**Your goal**
Filter the lines below, copying only those with the string "gâteaux".

Saved data entries:
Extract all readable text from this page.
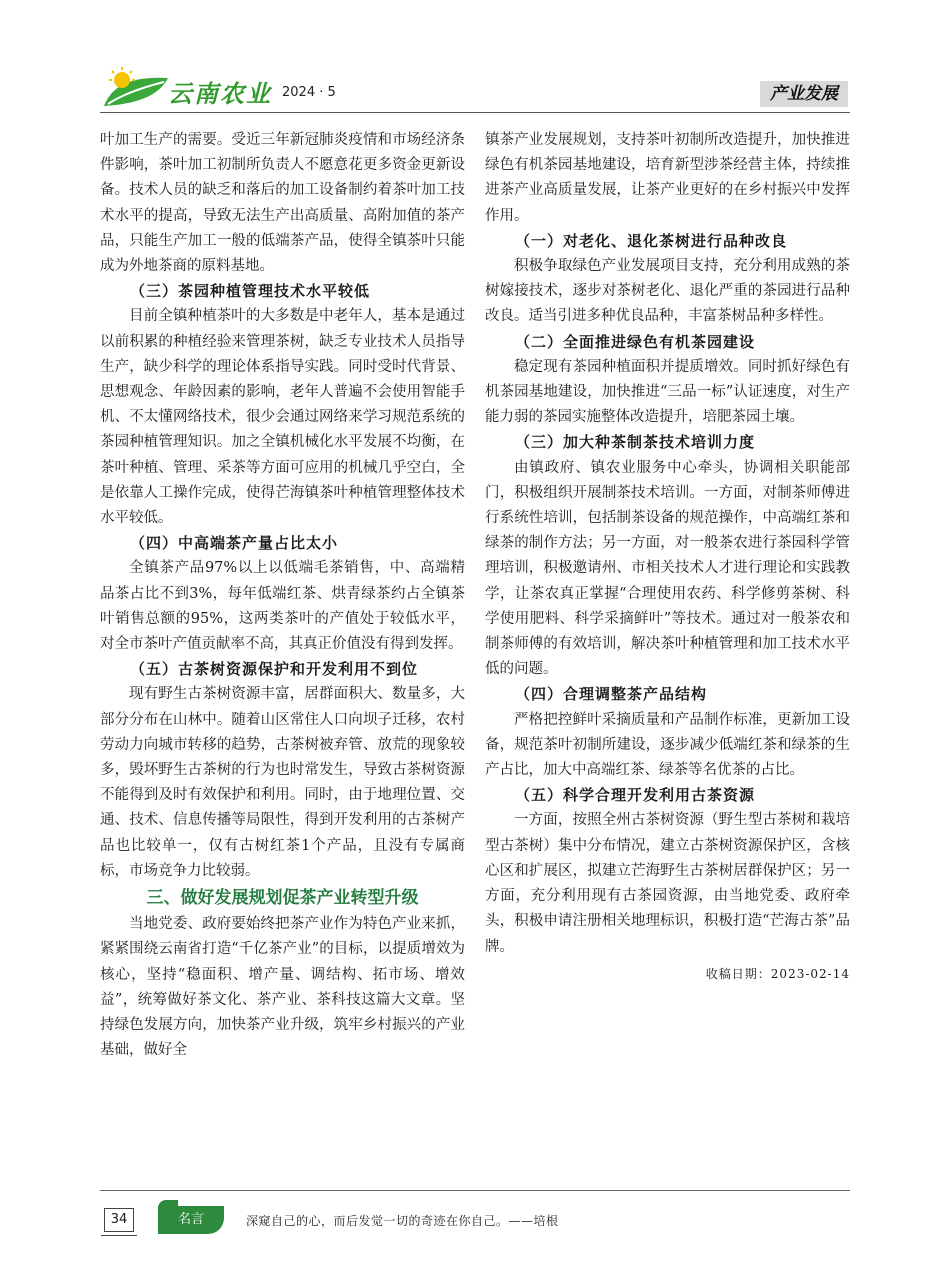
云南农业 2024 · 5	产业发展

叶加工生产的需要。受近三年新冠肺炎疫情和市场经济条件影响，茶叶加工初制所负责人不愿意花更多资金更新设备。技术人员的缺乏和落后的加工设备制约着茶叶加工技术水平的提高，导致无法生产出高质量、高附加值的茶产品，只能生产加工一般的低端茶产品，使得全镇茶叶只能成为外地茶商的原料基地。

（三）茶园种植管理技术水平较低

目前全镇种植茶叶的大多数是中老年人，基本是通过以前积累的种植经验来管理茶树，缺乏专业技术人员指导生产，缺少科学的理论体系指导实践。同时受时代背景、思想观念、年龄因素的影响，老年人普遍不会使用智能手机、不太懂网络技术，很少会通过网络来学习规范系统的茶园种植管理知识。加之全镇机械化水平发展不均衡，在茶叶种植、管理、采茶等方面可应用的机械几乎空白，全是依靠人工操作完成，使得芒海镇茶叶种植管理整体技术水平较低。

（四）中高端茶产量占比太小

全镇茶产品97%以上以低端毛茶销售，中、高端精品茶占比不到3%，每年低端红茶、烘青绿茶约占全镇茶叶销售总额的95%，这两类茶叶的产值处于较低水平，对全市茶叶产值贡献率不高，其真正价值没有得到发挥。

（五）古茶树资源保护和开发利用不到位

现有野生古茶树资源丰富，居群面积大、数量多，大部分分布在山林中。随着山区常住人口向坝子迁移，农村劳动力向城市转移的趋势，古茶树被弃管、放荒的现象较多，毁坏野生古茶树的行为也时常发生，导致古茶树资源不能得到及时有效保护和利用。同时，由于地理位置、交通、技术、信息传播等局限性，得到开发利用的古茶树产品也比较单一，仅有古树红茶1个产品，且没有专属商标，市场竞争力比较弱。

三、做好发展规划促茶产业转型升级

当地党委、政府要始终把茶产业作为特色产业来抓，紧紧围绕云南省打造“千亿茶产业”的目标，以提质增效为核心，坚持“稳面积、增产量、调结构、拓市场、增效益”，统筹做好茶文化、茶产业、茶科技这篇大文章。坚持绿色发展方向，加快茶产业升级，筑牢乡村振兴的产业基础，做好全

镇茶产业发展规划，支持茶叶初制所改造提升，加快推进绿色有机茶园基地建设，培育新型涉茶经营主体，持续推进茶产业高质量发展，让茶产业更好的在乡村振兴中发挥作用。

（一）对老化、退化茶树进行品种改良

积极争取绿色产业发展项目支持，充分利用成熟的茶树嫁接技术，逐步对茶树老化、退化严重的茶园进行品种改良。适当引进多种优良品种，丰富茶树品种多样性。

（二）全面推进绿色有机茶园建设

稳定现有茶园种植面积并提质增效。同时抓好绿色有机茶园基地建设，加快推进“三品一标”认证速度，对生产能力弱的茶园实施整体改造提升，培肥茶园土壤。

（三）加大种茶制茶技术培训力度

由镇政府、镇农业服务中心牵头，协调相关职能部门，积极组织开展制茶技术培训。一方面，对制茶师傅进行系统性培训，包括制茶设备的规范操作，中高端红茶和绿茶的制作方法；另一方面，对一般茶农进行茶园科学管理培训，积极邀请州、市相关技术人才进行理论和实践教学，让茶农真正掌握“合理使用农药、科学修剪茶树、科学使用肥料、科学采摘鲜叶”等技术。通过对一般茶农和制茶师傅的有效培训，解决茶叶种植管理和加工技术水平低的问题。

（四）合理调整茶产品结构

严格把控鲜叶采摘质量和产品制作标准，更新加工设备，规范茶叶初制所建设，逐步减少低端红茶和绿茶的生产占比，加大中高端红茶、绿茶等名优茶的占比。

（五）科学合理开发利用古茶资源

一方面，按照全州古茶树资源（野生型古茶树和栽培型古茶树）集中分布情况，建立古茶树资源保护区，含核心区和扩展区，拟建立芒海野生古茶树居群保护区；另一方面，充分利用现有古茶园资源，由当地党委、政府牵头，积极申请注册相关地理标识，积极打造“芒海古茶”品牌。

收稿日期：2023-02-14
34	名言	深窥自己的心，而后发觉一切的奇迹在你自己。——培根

==

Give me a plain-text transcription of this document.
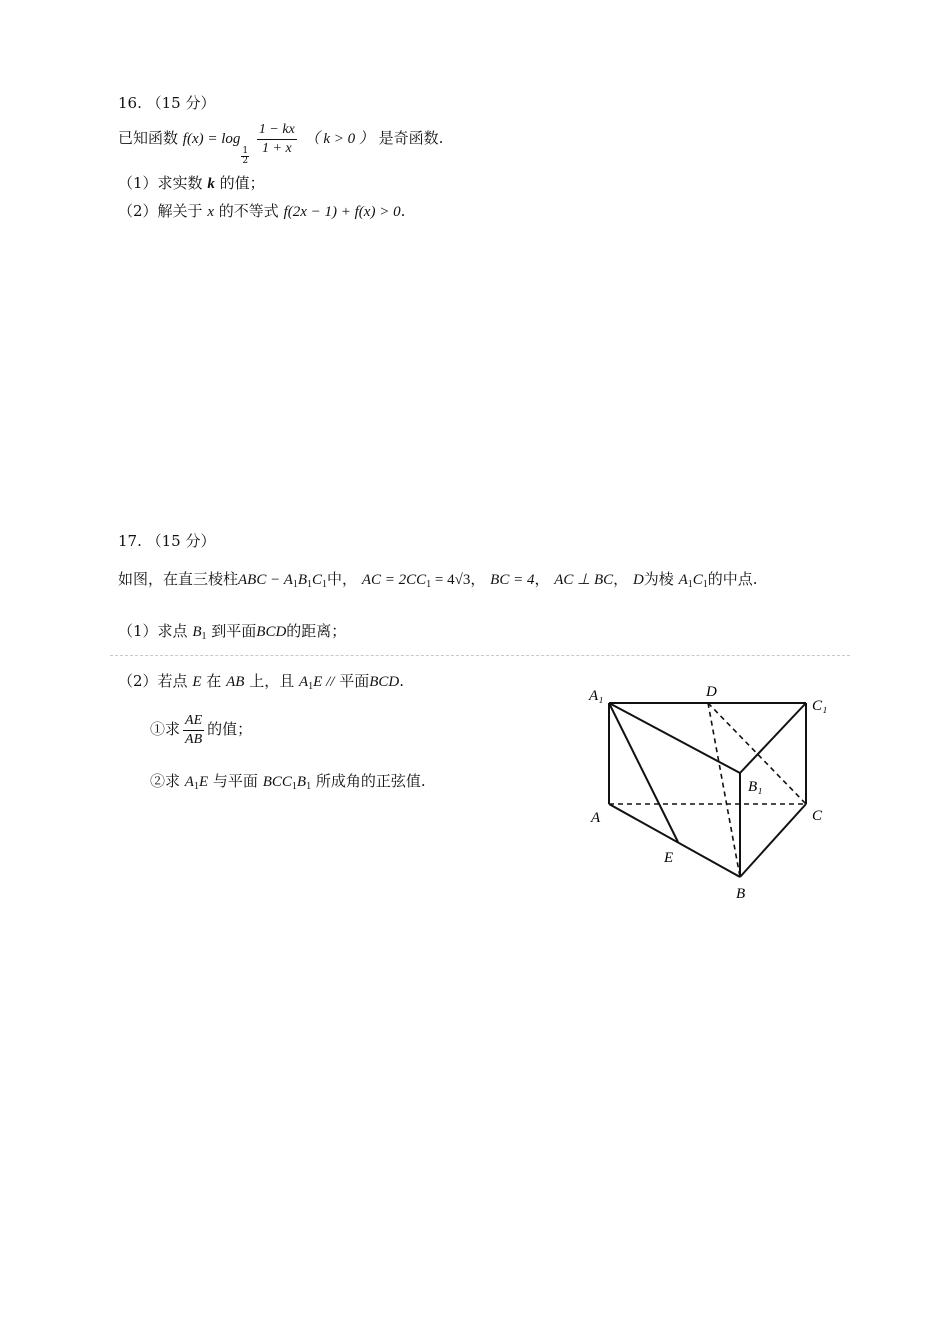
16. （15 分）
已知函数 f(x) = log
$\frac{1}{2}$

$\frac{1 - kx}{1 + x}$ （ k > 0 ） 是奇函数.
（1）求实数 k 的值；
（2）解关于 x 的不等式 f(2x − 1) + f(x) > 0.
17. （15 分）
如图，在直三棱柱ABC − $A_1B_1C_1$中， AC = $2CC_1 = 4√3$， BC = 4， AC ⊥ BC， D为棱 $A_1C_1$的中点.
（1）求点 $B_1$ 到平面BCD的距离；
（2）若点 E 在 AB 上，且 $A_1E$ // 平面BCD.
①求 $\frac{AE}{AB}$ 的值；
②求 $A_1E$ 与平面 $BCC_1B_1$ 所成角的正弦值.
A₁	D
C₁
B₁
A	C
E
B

--

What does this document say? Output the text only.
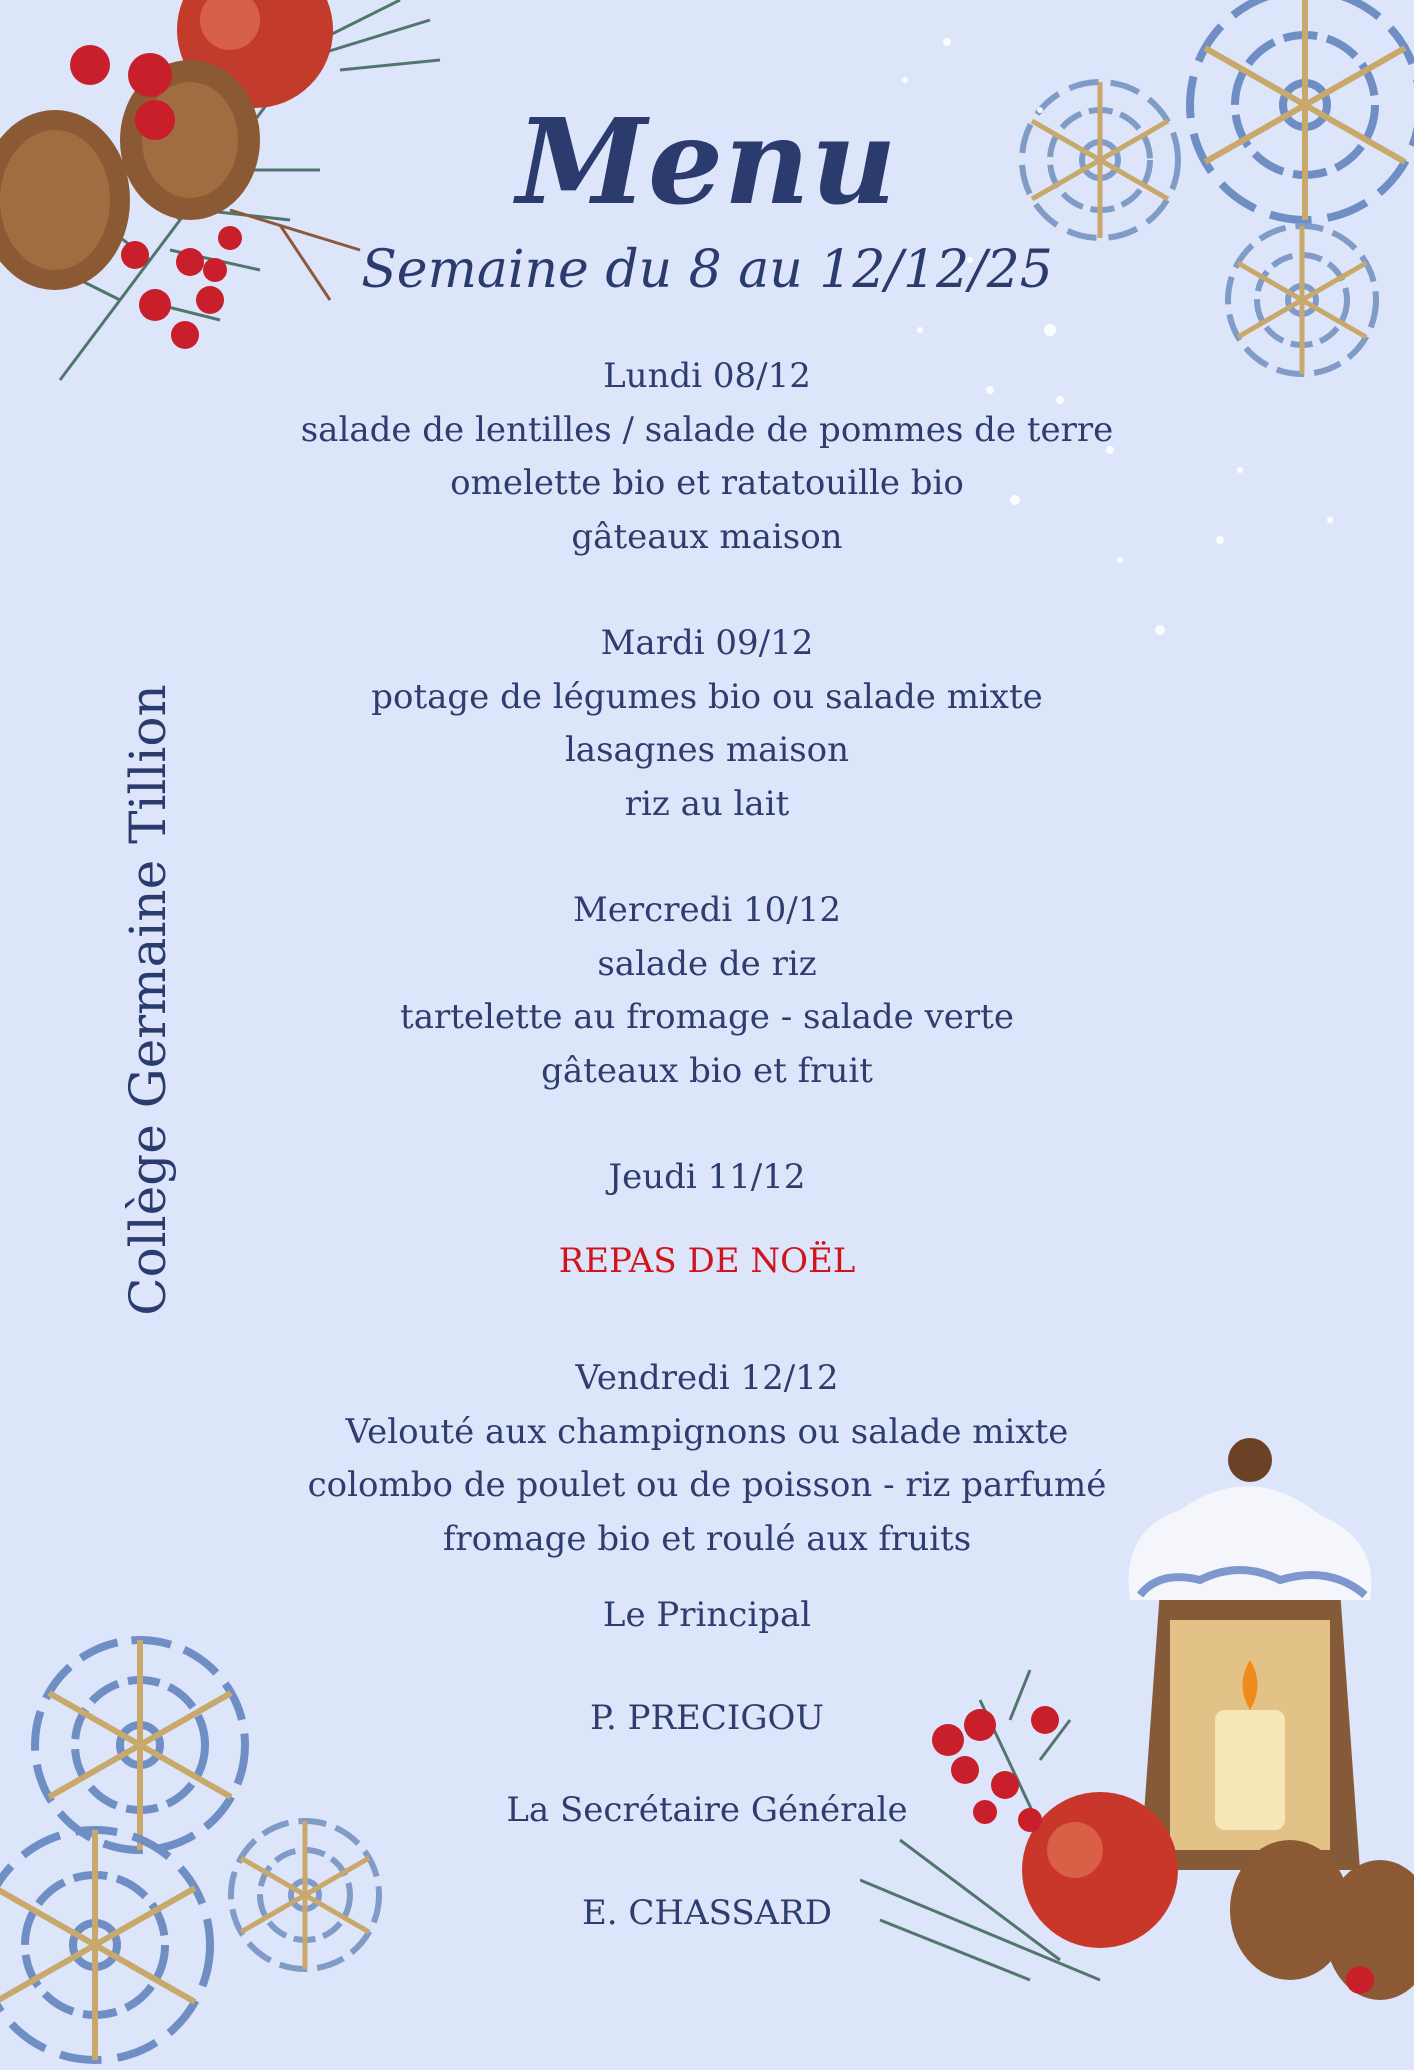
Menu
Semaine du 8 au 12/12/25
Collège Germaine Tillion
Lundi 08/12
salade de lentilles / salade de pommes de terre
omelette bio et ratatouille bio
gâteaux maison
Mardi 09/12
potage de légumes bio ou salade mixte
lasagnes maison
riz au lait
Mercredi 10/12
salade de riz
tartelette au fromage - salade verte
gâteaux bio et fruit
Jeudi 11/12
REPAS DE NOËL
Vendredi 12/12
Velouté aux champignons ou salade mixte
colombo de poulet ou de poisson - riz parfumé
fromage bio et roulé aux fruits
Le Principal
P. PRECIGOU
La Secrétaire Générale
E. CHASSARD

**Correct result**
gâteaux maison
gâteaux bio et fruit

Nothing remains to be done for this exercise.